Write the records out again exactly, leaving no images in.

= = = = =

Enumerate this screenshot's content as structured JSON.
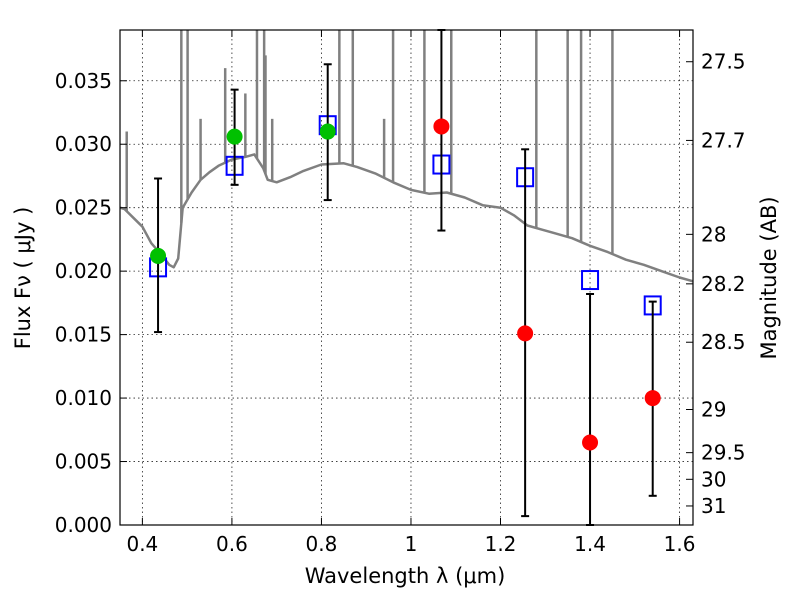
{
  "chart_data": {
    "type": "scatter",
    "xlabel": "Wavelength  λ (μm)",
    "ylabel": "Flux  Fν  ( μJy )",
    "y2label": "Magnitude (AB)",
    "xlim": [
      0.35,
      1.63
    ],
    "ylim": [
      0.0,
      0.039
    ],
    "grid": true,
    "x_ticks": [
      0.4,
      0.6,
      0.8,
      1.0,
      1.2,
      1.4,
      1.6
    ],
    "x_tick_labels": [
      "0.4",
      "0.6",
      "0.8",
      "1",
      "1.2",
      "1.4",
      "1.6"
    ],
    "y_ticks": [
      0.0,
      0.005,
      0.01,
      0.015,
      0.02,
      0.025,
      0.03,
      0.035
    ],
    "y_tick_labels": [
      "0.000",
      "0.005",
      "0.010",
      "0.015",
      "0.020",
      "0.025",
      "0.030",
      "0.035"
    ],
    "y2_ticks": [
      {
        "label": "27.5",
        "flux": 0.0365
      },
      {
        "label": "27.7",
        "flux": 0.0303
      },
      {
        "label": "28",
        "flux": 0.0229
      },
      {
        "label": "28.2",
        "flux": 0.019
      },
      {
        "label": "28.5",
        "flux": 0.0144
      },
      {
        "label": "29",
        "flux": 0.0091
      },
      {
        "label": "29.5",
        "flux": 0.0057
      },
      {
        "label": "30",
        "flux": 0.0036
      },
      {
        "label": "31",
        "flux": 0.0015
      }
    ],
    "model_series": [
      {
        "color": "#808080",
        "points": [
          [
            0.35,
            0.025
          ],
          [
            0.36,
            0.0249
          ],
          [
            0.38,
            0.0242
          ],
          [
            0.4,
            0.0235
          ],
          [
            0.42,
            0.0222
          ],
          [
            0.44,
            0.0214
          ],
          [
            0.46,
            0.0205
          ],
          [
            0.47,
            0.0203
          ],
          [
            0.48,
            0.021
          ],
          [
            0.49,
            0.025
          ],
          [
            0.51,
            0.0262
          ],
          [
            0.53,
            0.0272
          ],
          [
            0.55,
            0.0278
          ],
          [
            0.57,
            0.0283
          ],
          [
            0.6,
            0.0288
          ],
          [
            0.63,
            0.029
          ],
          [
            0.65,
            0.0292
          ],
          [
            0.67,
            0.0281
          ],
          [
            0.68,
            0.0272
          ],
          [
            0.7,
            0.027
          ],
          [
            0.73,
            0.0274
          ],
          [
            0.76,
            0.0279
          ],
          [
            0.8,
            0.0284
          ],
          [
            0.85,
            0.0285
          ],
          [
            0.88,
            0.0282
          ],
          [
            0.92,
            0.0277
          ],
          [
            0.96,
            0.027
          ],
          [
            1.0,
            0.0264
          ],
          [
            1.04,
            0.0261
          ],
          [
            1.08,
            0.0262
          ],
          [
            1.12,
            0.0258
          ],
          [
            1.16,
            0.0252
          ],
          [
            1.2,
            0.025
          ],
          [
            1.23,
            0.0244
          ],
          [
            1.26,
            0.0236
          ],
          [
            1.29,
            0.0233
          ],
          [
            1.32,
            0.023
          ],
          [
            1.36,
            0.0226
          ],
          [
            1.4,
            0.022
          ],
          [
            1.44,
            0.0215
          ],
          [
            1.48,
            0.0209
          ],
          [
            1.52,
            0.0205
          ],
          [
            1.56,
            0.02
          ],
          [
            1.6,
            0.0195
          ],
          [
            1.63,
            0.0192
          ]
        ]
      }
    ],
    "model_spikes": [
      {
        "x": 0.365,
        "y": 0.031
      },
      {
        "x": 0.487,
        "y": 0.039
      },
      {
        "x": 0.501,
        "y": 0.039
      },
      {
        "x": 0.53,
        "y": 0.032
      },
      {
        "x": 0.585,
        "y": 0.036
      },
      {
        "x": 0.63,
        "y": 0.034
      },
      {
        "x": 0.656,
        "y": 0.039
      },
      {
        "x": 0.672,
        "y": 0.039
      },
      {
        "x": 0.675,
        "y": 0.037
      },
      {
        "x": 0.69,
        "y": 0.032
      },
      {
        "x": 0.84,
        "y": 0.039
      },
      {
        "x": 0.87,
        "y": 0.039
      },
      {
        "x": 0.94,
        "y": 0.032
      },
      {
        "x": 0.96,
        "y": 0.039
      },
      {
        "x": 1.03,
        "y": 0.039
      },
      {
        "x": 1.09,
        "y": 0.039
      },
      {
        "x": 1.28,
        "y": 0.039
      },
      {
        "x": 1.35,
        "y": 0.039
      },
      {
        "x": 1.38,
        "y": 0.039
      },
      {
        "x": 1.45,
        "y": 0.039
      }
    ],
    "model_boxes": [
      {
        "x": 0.435,
        "y": 0.0203,
        "color": "#0000ff"
      },
      {
        "x": 0.606,
        "y": 0.0283,
        "color": "#0000ff"
      },
      {
        "x": 0.814,
        "y": 0.0315,
        "color": "#0000ff"
      },
      {
        "x": 1.068,
        "y": 0.0284,
        "color": "#0000ff"
      },
      {
        "x": 1.255,
        "y": 0.0274,
        "color": "#0000ff"
      },
      {
        "x": 1.4,
        "y": 0.0193,
        "color": "#0000ff"
      },
      {
        "x": 1.54,
        "y": 0.0173,
        "color": "#0000ff"
      }
    ],
    "observations": [
      {
        "x": 0.435,
        "y": 0.0212,
        "yerr_low": 0.0152,
        "yerr_high": 0.0273,
        "color": "#00c000"
      },
      {
        "x": 0.606,
        "y": 0.0306,
        "yerr_low": 0.0268,
        "yerr_high": 0.0343,
        "color": "#00c000"
      },
      {
        "x": 0.814,
        "y": 0.031,
        "yerr_low": 0.0256,
        "yerr_high": 0.0363,
        "color": "#00c000"
      },
      {
        "x": 1.068,
        "y": 0.0314,
        "yerr_low": 0.0232,
        "yerr_high": 0.039,
        "color": "#ff0000"
      },
      {
        "x": 1.255,
        "y": 0.0151,
        "yerr_low": 0.0007,
        "yerr_high": 0.0296,
        "color": "#ff0000"
      },
      {
        "x": 1.4,
        "y": 0.0065,
        "yerr_low": 0.0,
        "yerr_high": 0.0182,
        "color": "#ff0000"
      },
      {
        "x": 1.54,
        "y": 0.01,
        "yerr_low": 0.0023,
        "yerr_high": 0.0176,
        "color": "#ff0000"
      }
    ]
  }
}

= = = = =

[Full solution]:
Enumerate this screenshot's content as structured JSON.
{
  "chart_data": {
    "type": "scatter",
    "xlabel": "Wavelength  λ (μm)",
    "ylabel": "Flux  Fν  ( μJy )",
    "y2label": "Magnitude (AB)",
    "xlim": [
      0.35,
      1.63
    ],
    "ylim": [
      0.0,
      0.039
    ],
    "grid": true,
    "x_ticks": [
      0.4,
      0.6,
      0.8,
      1.0,
      1.2,
      1.4,
      1.6
    ],
    "x_tick_labels": [
      "0.4",
      "0.6",
      "0.8",
      "1",
      "1.2",
      "1.4",
      "1.6"
    ],
    "y_ticks": [
      0.0,
      0.005,
      0.01,
      0.015,
      0.02,
      0.025,
      0.03,
      0.035
    ],
    "y_tick_labels": [
      "0.000",
      "0.005",
      "0.010",
      "0.015",
      "0.020",
      "0.025",
      "0.030",
      "0.035"
    ],
    "y2_ticks": [
      {
        "label": "27.5",
        "flux": 0.0365
      },
      {
        "label": "27.7",
        "flux": 0.0303
      },
      {
        "label": "28",
        "flux": 0.0229
      },
      {
        "label": "28.2",
        "flux": 0.019
      },
      {
        "label": "28.5",
        "flux": 0.0144
      },
      {
        "label": "29",
        "flux": 0.0091
      },
      {
        "label": "29.5",
        "flux": 0.0057
      },
      {
        "label": "30",
        "flux": 0.0036
      },
      {
        "label": "31",
        "flux": 0.0015
      }
    ],
    "model_series": [
      {
        "color": "#808080",
        "points": [
          [
            0.35,
            0.025
          ],
          [
            0.36,
            0.0249
          ],
          [
            0.38,
            0.0242
          ],
          [
            0.4,
            0.0235
          ],
          [
            0.42,
            0.0222
          ],
          [
            0.44,
            0.0214
          ],
          [
            0.46,
            0.0205
          ],
          [
            0.47,
            0.0203
          ],
          [
            0.48,
            0.021
          ],
          [
            0.49,
            0.025
          ],
          [
            0.51,
            0.0262
          ],
          [
            0.53,
            0.0272
          ],
          [
            0.55,
            0.0278
          ],
          [
            0.57,
            0.0283
          ],
          [
            0.6,
            0.0288
          ],
          [
            0.63,
            0.029
          ],
          [
            0.65,
            0.0292
          ],
          [
            0.67,
            0.0281
          ],
          [
            0.68,
            0.0272
          ],
          [
            0.7,
            0.027
          ],
          [
            0.73,
            0.0274
          ],
          [
            0.76,
            0.0279
          ],
          [
            0.8,
            0.0284
          ],
          [
            0.85,
            0.0285
          ],
          [
            0.88,
            0.0282
          ],
          [
            0.92,
            0.0277
          ],
          [
            0.96,
            0.027
          ],
          [
            1.0,
            0.0264
          ],
          [
            1.04,
            0.0261
          ],
          [
            1.08,
            0.0262
          ],
          [
            1.12,
            0.0258
          ],
          [
            1.16,
            0.0252
          ],
          [
            1.2,
            0.025
          ],
          [
            1.23,
            0.0244
          ],
          [
            1.26,
            0.0236
          ],
          [
            1.29,
            0.0233
          ],
          [
            1.32,
            0.023
          ],
          [
            1.36,
            0.0226
          ],
          [
            1.4,
            0.022
          ],
          [
            1.44,
            0.0215
          ],
          [
            1.48,
            0.0209
          ],
          [
            1.52,
            0.0205
          ],
          [
            1.56,
            0.02
          ],
          [
            1.6,
            0.0195
          ],
          [
            1.63,
            0.0192
          ]
        ]
      }
    ],
    "model_spikes": [
      {
        "x": 0.365,
        "y": 0.031
      },
      {
        "x": 0.487,
        "y": 0.039
      },
      {
        "x": 0.501,
        "y": 0.039
      },
      {
        "x": 0.53,
        "y": 0.032
      },
      {
        "x": 0.585,
        "y": 0.036
      },
      {
        "x": 0.63,
        "y": 0.034
      },
      {
        "x": 0.656,
        "y": 0.039
      },
      {
        "x": 0.672,
        "y": 0.039
      },
      {
        "x": 0.675,
        "y": 0.037
      },
      {
        "x": 0.69,
        "y": 0.032
      },
      {
        "x": 0.84,
        "y": 0.039
      },
      {
        "x": 0.87,
        "y": 0.039
      },
      {
        "x": 0.94,
        "y": 0.032
      },
      {
        "x": 0.96,
        "y": 0.039
      },
      {
        "x": 1.03,
        "y": 0.039
      },
      {
        "x": 1.09,
        "y": 0.039
      },
      {
        "x": 1.28,
        "y": 0.039
      },
      {
        "x": 1.35,
        "y": 0.039
      },
      {
        "x": 1.38,
        "y": 0.039
      },
      {
        "x": 1.45,
        "y": 0.039
      }
    ],
    "model_boxes": [
      {
        "x": 0.435,
        "y": 0.0203,
        "color": "#0000ff"
      },
      {
        "x": 0.606,
        "y": 0.0283,
        "color": "#0000ff"
      },
      {
        "x": 0.814,
        "y": 0.0315,
        "color": "#0000ff"
      },
      {
        "x": 1.068,
        "y": 0.0284,
        "color": "#0000ff"
      },
      {
        "x": 1.255,
        "y": 0.0274,
        "color": "#0000ff"
      },
      {
        "x": 1.4,
        "y": 0.0193,
        "color": "#0000ff"
      },
      {
        "x": 1.54,
        "y": 0.0173,
        "color": "#0000ff"
      }
    ],
    "observations": [
      {
        "x": 0.435,
        "y": 0.0212,
        "yerr_low": 0.0152,
        "yerr_high": 0.0273,
        "color": "#00c000"
      },
      {
        "x": 0.606,
        "y": 0.0306,
        "yerr_low": 0.0268,
        "yerr_high": 0.0343,
        "color": "#00c000"
      },
      {
        "x": 0.814,
        "y": 0.031,
        "yerr_low": 0.0256,
        "yerr_high": 0.0363,
        "color": "#00c000"
      },
      {
        "x": 1.068,
        "y": 0.0314,
        "yerr_low": 0.0232,
        "yerr_high": 0.039,
        "color": "#ff0000"
      },
      {
        "x": 1.255,
        "y": 0.0151,
        "yerr_low": 0.0007,
        "yerr_high": 0.0296,
        "color": "#ff0000"
      },
      {
        "x": 1.4,
        "y": 0.0065,
        "yerr_low": 0.0,
        "yerr_high": 0.0182,
        "color": "#ff0000"
      },
      {
        "x": 1.54,
        "y": 0.01,
        "yerr_low": 0.0023,
        "yerr_high": 0.0176,
        "color": "#ff0000"
      }
    ]
  }
}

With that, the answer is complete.